§ **Apply what you read**:
1. Duplicate, word for word, the part of the passage on caring for older cats that opens with the words containing "15. Cat-proof your" and closes with "up to date.".
2. Go on with the passage on caring for older cats, picking up after its final sentence.

-- Text under study follows --

Other additions you may want to make to the home include a ramp, to help them get up to the higher, out-of-the-way places they often enjoy.

Similarly, your cat may love the great outdoors, but now find themselves going out less. They can still keep an eye on what's going on out there, with the help of a cat perch sited in a window.

A crash mat underneath can be a good idea, too, as older cats' balance can sometimes deteriorate with age.

14. Do they still like their litter?

Another area where your older cat will appreciate some help is going to the toilet. Older cats will do best with a large litter box, so they have plenty of room to move around. The sides should be low, to allow for easy climbing in and out. 

The usual litter not to your cat’s liking anymore? Try softer, finer litter material instead.

15. Cat-proof your garden

If your cat still seems able to go outdoors safely, you may want to make the garden safer for them by putting up some fencing. Not only will this deter them from straying too far, it will also ensure that other cats in the neighbourhood don't encroach on their territory, possibly causing stress and anxiety.

16. Update that microchip

We'd strongly recommend this procedure for all cats. It's particularly important for both younger cats getting their first taste of the great outdoors, and for any older cats still venturing outside. The latter have a greater risk of getting confused or lost, or having a fall or some other accident while out and about, and it will be essential for them to be reunited with you as soon as possible. If you did this when they were young, but have since moved house, make sure the details are up to date.

-- Text under study concluded --
-- Exercise data follows --

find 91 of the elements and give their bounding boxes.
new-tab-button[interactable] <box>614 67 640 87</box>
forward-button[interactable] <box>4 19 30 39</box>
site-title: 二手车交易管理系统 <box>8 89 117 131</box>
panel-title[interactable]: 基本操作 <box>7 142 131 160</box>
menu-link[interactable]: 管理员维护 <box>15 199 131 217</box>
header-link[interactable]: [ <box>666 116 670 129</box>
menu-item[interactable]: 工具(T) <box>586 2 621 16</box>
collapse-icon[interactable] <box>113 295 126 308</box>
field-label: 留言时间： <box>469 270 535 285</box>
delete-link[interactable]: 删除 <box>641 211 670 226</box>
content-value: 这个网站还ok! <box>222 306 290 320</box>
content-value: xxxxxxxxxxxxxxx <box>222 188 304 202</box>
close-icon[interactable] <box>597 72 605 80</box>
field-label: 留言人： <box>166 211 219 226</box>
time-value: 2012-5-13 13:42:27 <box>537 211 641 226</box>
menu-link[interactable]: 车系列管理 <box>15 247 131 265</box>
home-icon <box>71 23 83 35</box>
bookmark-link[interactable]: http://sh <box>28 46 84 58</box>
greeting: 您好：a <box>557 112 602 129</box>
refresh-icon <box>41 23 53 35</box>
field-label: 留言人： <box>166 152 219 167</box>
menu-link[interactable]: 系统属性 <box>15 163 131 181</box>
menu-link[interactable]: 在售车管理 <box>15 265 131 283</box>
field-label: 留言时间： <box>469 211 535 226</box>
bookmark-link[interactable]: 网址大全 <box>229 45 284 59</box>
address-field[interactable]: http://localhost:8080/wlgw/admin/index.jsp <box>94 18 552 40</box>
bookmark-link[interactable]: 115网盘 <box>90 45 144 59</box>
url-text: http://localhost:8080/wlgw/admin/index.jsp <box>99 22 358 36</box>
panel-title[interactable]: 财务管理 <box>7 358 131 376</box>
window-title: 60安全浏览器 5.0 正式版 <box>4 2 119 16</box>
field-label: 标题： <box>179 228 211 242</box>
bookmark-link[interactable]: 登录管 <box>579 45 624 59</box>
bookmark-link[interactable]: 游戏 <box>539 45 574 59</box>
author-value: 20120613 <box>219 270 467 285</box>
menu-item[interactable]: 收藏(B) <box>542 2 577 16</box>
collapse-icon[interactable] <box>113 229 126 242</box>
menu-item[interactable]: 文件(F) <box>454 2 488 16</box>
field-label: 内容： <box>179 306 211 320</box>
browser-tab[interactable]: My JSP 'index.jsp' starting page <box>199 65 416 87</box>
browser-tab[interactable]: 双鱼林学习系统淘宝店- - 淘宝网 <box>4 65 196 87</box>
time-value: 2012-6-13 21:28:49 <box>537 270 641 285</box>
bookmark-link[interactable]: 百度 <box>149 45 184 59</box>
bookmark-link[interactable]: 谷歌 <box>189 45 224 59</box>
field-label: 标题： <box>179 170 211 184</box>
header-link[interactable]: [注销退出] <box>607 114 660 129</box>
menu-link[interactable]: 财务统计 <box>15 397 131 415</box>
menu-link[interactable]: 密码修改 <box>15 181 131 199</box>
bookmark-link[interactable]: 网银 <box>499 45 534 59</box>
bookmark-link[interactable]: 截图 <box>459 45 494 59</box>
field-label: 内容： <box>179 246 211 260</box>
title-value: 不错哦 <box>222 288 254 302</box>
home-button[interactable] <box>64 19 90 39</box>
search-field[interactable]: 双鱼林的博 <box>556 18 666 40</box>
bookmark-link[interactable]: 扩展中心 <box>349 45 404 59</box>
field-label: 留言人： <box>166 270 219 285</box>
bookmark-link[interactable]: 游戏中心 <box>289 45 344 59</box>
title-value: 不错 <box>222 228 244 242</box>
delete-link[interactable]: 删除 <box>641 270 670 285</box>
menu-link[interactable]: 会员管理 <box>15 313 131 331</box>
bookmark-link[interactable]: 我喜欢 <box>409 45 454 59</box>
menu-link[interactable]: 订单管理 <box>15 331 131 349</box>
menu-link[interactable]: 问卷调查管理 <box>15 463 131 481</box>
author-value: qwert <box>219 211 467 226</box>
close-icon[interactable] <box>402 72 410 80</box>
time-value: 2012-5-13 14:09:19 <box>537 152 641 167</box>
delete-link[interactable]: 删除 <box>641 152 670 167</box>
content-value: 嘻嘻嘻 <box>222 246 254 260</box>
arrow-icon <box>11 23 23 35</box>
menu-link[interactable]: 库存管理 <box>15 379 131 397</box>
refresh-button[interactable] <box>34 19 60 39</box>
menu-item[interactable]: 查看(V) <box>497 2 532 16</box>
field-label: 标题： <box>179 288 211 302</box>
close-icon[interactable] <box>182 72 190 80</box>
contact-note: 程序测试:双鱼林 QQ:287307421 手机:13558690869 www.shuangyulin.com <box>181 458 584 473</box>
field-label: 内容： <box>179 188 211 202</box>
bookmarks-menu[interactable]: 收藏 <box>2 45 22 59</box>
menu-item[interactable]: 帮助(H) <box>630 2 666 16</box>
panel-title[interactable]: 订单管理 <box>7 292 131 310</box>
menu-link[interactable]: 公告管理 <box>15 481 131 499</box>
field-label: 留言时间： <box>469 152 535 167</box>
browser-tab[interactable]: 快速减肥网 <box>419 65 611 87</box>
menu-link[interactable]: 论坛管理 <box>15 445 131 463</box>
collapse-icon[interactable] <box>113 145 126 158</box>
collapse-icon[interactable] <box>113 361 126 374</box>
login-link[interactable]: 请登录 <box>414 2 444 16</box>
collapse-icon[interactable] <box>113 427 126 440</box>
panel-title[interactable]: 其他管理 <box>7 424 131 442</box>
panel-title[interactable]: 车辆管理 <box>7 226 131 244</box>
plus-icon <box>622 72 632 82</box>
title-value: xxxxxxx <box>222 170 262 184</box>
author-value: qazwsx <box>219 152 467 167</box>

-- Exercise data concluded --

§ **Solved problems**:
1.
15. Cat-proof your garden

If your cat still seems able to go outdoors safely, you may want to make the garden safer for them by putting up some fencing. Not only will this deter them from straying too far, it will also ensure that other cats in the neighbourhood don't encroach on their territory, possibly causing stress and anxiety.

16. Update that microchip

We'd strongly recommend this procedure for all cats. It's particularly important for both younger cats getting their first taste of the great outdoors, and for any older cats still venturing outside. The latter have a greater risk of getting confused or lost, or having a fall or some other accident while out and about, and it will be essential for them to be reunited with you as soon as possible. If you did this when they were young, but have since moved house, make sure the details are up to date.

2.
Microchipping for cats is due to become mandatory soon, so make sure your cat is ahead of the pack.

17. Don’t miss play time

An older cat will still enjoy playtime as much as they did when younger. Indeed, regular play and exercise will be important for their physical and mental health. You may just find that playtime needs to be gentler than before. Something calm like a feather attached to a string can provide plenty of relaxed mental stimulus.

18. Trim their claws

Senior cats need a good scratch just as much as younger animals. Scratching surfaces is a natural desire in cats. However, some elderly moggies find it harder to retract their claws. Result: they can get them caught in furniture, carpets and clothing. So keep those claws trimmed or, if you don't feel comfortable doing this yourself, ask your vet to include it in your pet's regular health checks.

19. Stick to the routine

Make sure your kitty still has a daily routine they can depend on. Cats, especially older animals, like a familiar, predictable daily pattern of events. So try to serve meals at the same time each day, and don’t move furniture around. Home should feel familiar and easily navigable to your cat, especially if their eyesight is going.

20. Do your research

Get to know the major health problems affecting older cats. These include diabetes, arthritis, kidney issues, constipation, and loss of hearing. If you can catch these problems early on, you may be able to lessen your cat's suffering and extend their life for years ahead. As ever, contact your vet or, if your pet insurance for older cats includes such a service, a 24-Hour Vet Helpline.

Our own article on common health issues in older cats gives you a useful introduction to some of the commoner complaints your moggy may face in old age.

21. Weight loss worries

Have you noticed your cat starting to look a little thinner than usual? Noticeable weight gain and weight loss can both be a cause of concern. The former can put your cat at greater risk of certain chronic diseases such as diabetes, while weight loss can be caused by conditions including hyperthyroidism and intestinal disease.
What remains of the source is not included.